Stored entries
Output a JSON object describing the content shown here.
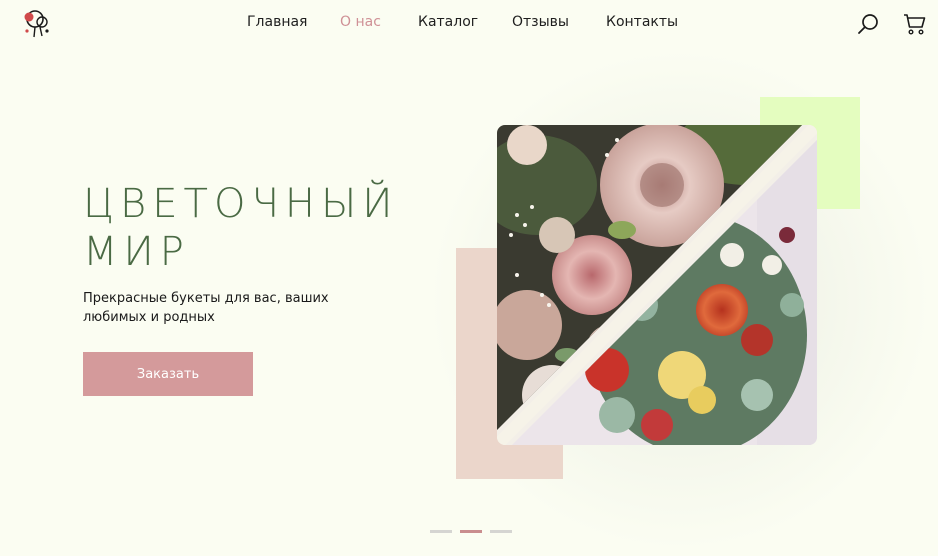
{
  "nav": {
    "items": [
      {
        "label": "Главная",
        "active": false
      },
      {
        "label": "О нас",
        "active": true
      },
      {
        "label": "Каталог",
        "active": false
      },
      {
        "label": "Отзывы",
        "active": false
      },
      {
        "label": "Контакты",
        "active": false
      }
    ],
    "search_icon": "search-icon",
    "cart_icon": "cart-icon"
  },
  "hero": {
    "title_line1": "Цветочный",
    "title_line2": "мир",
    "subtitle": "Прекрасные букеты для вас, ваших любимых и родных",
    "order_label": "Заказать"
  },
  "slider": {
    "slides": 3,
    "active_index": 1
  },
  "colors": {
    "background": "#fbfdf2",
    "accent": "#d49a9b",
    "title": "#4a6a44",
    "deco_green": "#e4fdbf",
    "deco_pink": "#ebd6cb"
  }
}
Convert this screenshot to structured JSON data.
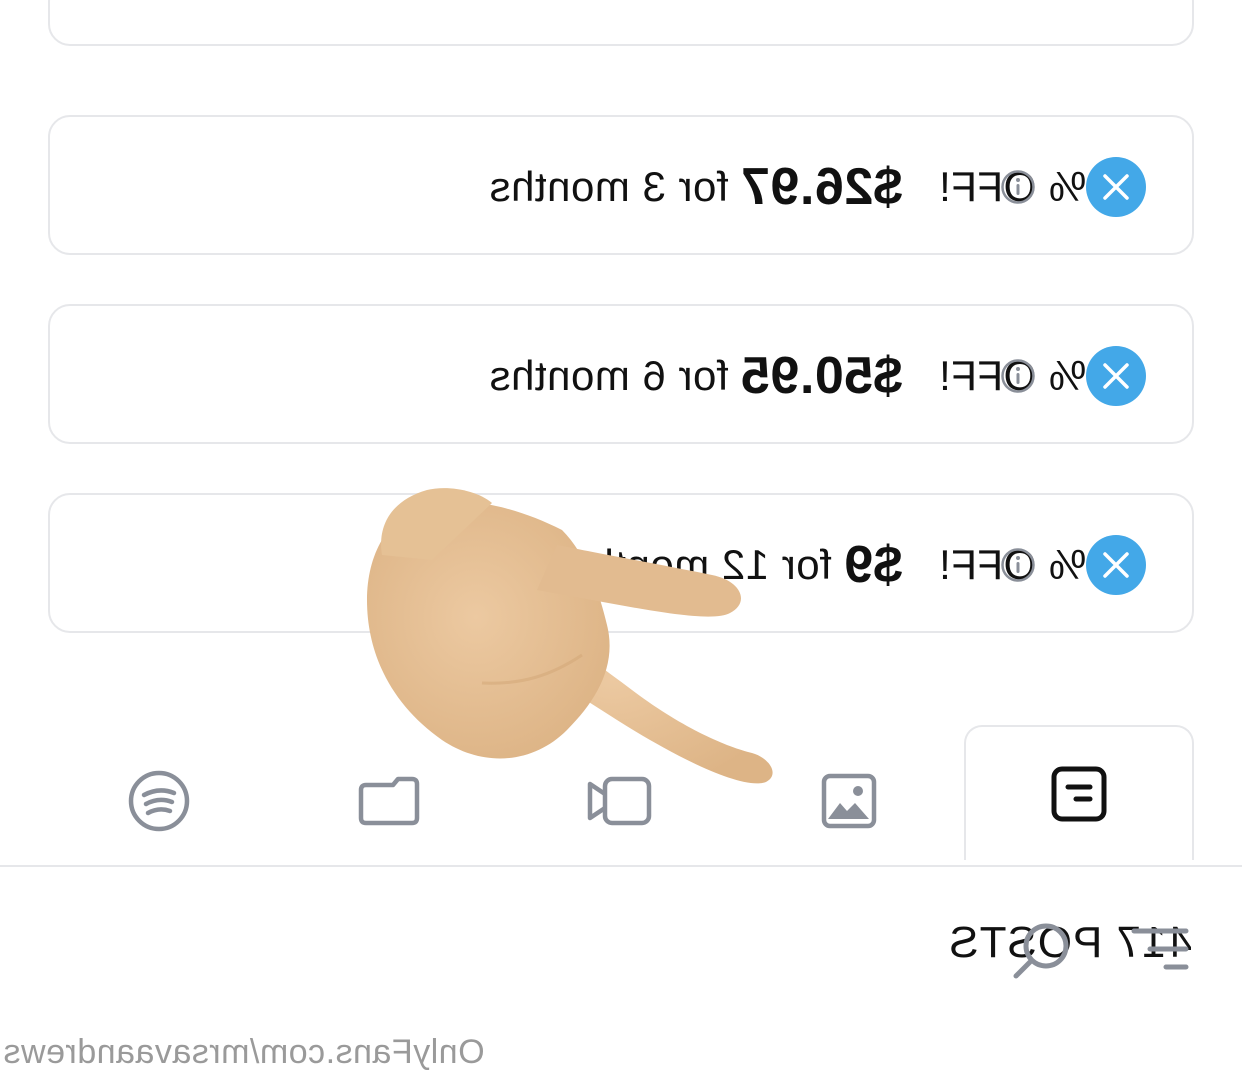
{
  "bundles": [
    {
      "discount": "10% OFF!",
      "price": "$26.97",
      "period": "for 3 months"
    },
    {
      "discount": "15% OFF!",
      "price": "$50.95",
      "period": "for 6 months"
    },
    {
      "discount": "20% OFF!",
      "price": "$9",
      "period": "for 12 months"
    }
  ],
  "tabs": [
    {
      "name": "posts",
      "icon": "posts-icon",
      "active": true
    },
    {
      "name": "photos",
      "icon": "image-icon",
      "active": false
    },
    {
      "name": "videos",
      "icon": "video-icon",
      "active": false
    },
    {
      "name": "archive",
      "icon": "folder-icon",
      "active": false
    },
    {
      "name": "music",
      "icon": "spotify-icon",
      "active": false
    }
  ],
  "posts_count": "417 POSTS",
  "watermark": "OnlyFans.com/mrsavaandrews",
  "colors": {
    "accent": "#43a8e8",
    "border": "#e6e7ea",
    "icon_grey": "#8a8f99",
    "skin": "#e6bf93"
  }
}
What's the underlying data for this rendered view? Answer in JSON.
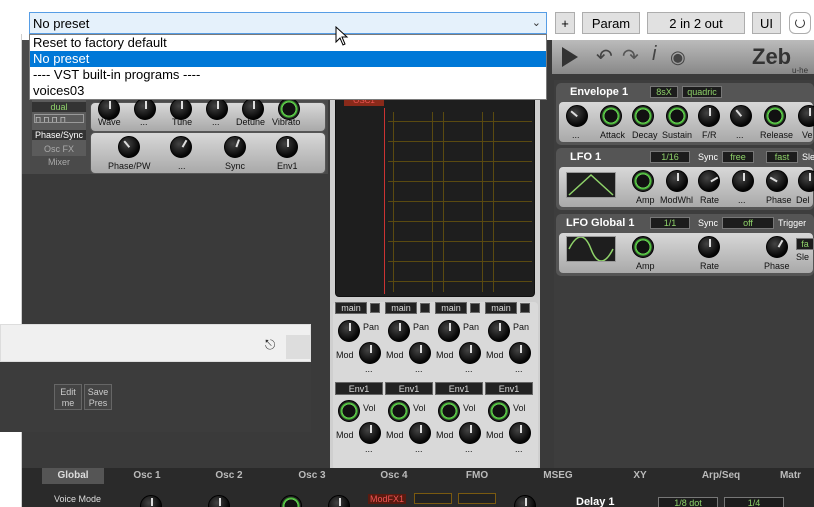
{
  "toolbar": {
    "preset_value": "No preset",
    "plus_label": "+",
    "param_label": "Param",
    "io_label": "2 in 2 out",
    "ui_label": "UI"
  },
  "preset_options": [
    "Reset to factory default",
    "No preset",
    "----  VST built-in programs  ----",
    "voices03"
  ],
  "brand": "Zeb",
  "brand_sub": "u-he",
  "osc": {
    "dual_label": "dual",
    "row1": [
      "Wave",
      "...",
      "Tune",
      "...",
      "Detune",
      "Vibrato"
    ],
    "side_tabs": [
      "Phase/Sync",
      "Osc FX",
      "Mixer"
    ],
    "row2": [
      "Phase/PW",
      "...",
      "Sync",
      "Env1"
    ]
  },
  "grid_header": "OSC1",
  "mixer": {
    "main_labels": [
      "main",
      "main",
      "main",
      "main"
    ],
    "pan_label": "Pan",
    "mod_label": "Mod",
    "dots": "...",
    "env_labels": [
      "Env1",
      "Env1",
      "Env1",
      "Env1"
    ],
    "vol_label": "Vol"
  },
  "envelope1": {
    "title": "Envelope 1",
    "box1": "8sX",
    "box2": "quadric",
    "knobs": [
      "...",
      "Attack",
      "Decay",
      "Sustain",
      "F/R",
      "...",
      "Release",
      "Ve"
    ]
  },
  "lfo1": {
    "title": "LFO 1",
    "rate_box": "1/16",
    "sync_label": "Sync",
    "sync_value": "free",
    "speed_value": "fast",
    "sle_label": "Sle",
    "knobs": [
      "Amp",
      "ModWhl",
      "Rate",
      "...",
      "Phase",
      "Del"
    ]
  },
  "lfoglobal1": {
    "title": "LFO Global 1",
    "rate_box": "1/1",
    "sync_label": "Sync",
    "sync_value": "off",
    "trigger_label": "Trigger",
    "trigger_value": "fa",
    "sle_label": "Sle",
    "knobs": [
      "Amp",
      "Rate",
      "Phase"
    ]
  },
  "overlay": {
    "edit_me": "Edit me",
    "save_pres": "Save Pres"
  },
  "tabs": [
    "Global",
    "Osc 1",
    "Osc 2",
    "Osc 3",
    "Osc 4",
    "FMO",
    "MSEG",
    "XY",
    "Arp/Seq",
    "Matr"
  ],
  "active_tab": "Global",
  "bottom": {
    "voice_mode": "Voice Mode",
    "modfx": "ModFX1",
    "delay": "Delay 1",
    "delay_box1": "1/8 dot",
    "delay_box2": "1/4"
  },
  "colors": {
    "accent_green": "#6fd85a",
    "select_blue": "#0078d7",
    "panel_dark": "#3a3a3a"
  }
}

Objective: All of the lines above should be retyped precisely, apart from the pictures.

Solution to this problem:
Output a JSON object describing the content shown here.
{
  "nav": {
    "items": [
      {
        "label": "Главная",
        "active": false
      },
      {
        "label": "О нас",
        "active": true
      },
      {
        "label": "Каталог",
        "active": false
      },
      {
        "label": "Отзывы",
        "active": false
      },
      {
        "label": "Контакты",
        "active": false
      }
    ],
    "search_icon": "search-icon",
    "cart_icon": "cart-icon"
  },
  "hero": {
    "title_line1": "Цветочный",
    "title_line2": "мир",
    "subtitle": "Прекрасные букеты для вас, ваших любимых и родных",
    "order_label": "Заказать"
  },
  "slider": {
    "slides": 3,
    "active_index": 1
  },
  "colors": {
    "background": "#fbfdf2",
    "accent": "#d49a9b",
    "title": "#4a6a44",
    "deco_green": "#e4fdbf",
    "deco_pink": "#ebd6cb"
  }
}
Convert this screenshot to structured JSON data.
{
  "bundles": [
    {
      "discount": "10% OFF!",
      "price": "$26.97",
      "period": "for 3 months"
    },
    {
      "discount": "15% OFF!",
      "price": "$50.95",
      "period": "for 6 months"
    },
    {
      "discount": "20% OFF!",
      "price": "$9",
      "period": "for 12 months"
    }
  ],
  "tabs": [
    {
      "name": "posts",
      "icon": "posts-icon",
      "active": true
    },
    {
      "name": "photos",
      "icon": "image-icon",
      "active": false
    },
    {
      "name": "videos",
      "icon": "video-icon",
      "active": false
    },
    {
      "name": "archive",
      "icon": "folder-icon",
      "active": false
    },
    {
      "name": "music",
      "icon": "spotify-icon",
      "active": false
    }
  ],
  "posts_count": "417 POSTS",
  "watermark": "OnlyFans.com/mrsavaandrews",
  "colors": {
    "accent": "#43a8e8",
    "border": "#e6e7ea",
    "icon_grey": "#8a8f99",
    "skin": "#e6bf93"
  }
}
What's the underlying data for this rendered view? Answer in JSON.
{
  "toolbar": {
    "preset_value": "No preset",
    "plus_label": "+",
    "param_label": "Param",
    "io_label": "2 in 2 out",
    "ui_label": "UI"
  },
  "preset_options": [
    "Reset to factory default",
    "No preset",
    "----  VST built-in programs  ----",
    "voices03"
  ],
  "brand": "Zeb",
  "brand_sub": "u-he",
  "osc": {
    "dual_label": "dual",
    "row1": [
      "Wave",
      "...",
      "Tune",
      "...",
      "Detune",
      "Vibrato"
    ],
    "side_tabs": [
      "Phase/Sync",
      "Osc FX",
      "Mixer"
    ],
    "row2": [
      "Phase/PW",
      "...",
      "Sync",
      "Env1"
    ]
  },
  "grid_header": "OSC1",
  "mixer": {
    "main_labels": [
      "main",
      "main",
      "main",
      "main"
    ],
    "pan_label": "Pan",
    "mod_label": "Mod",
    "dots": "...",
    "env_labels": [
      "Env1",
      "Env1",
      "Env1",
      "Env1"
    ],
    "vol_label": "Vol"
  },
  "envelope1": {
    "title": "Envelope 1",
    "box1": "8sX",
    "box2": "quadric",
    "knobs": [
      "...",
      "Attack",
      "Decay",
      "Sustain",
      "F/R",
      "...",
      "Release",
      "Ve"
    ]
  },
  "lfo1": {
    "title": "LFO 1",
    "rate_box": "1/16",
    "sync_label": "Sync",
    "sync_value": "free",
    "speed_value": "fast",
    "sle_label": "Sle",
    "knobs": [
      "Amp",
      "ModWhl",
      "Rate",
      "...",
      "Phase",
      "Del"
    ]
  },
  "lfoglobal1": {
    "title": "LFO Global 1",
    "rate_box": "1/1",
    "sync_label": "Sync",
    "sync_value": "off",
    "trigger_label": "Trigger",
    "trigger_value": "fa",
    "sle_label": "Sle",
    "knobs": [
      "Amp",
      "Rate",
      "Phase"
    ]
  },
  "overlay": {
    "edit_me": "Edit me",
    "save_pres": "Save Pres"
  },
  "tabs": [
    "Global",
    "Osc 1",
    "Osc 2",
    "Osc 3",
    "Osc 4",
    "FMO",
    "MSEG",
    "XY",
    "Arp/Seq",
    "Matr"
  ],
  "active_tab": "Global",
  "bottom": {
    "voice_mode": "Voice Mode",
    "modfx": "ModFX1",
    "delay": "Delay 1",
    "delay_box1": "1/8 dot",
    "delay_box2": "1/4"
  },
  "colors": {
    "accent_green": "#6fd85a",
    "select_blue": "#0078d7",
    "panel_dark": "#3a3a3a"
  }
}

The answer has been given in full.